SUPPLIED RECORDS:
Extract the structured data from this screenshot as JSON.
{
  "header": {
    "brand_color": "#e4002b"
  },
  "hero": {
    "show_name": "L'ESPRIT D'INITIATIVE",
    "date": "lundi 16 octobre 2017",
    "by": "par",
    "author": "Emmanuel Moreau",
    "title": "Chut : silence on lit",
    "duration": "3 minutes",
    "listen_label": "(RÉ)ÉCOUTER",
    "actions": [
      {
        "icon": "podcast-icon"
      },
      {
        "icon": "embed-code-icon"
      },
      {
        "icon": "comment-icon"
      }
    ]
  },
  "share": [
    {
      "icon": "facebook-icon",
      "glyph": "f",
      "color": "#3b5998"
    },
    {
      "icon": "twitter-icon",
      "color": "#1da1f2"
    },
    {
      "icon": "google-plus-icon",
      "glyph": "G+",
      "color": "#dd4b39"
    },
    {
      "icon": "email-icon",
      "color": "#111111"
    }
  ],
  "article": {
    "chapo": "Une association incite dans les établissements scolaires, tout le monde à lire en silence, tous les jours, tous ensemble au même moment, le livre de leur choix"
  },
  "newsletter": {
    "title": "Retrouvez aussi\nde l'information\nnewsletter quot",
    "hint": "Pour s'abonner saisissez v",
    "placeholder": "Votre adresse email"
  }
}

SHORT EXERCISE:
Search the entries for the word "title", then gather every line that has it.

WORKED ANSWER:
    "title": "Chut : silence on lit",
    "title": "Retrouvez aussi\nde l'information\nnewsletter quot",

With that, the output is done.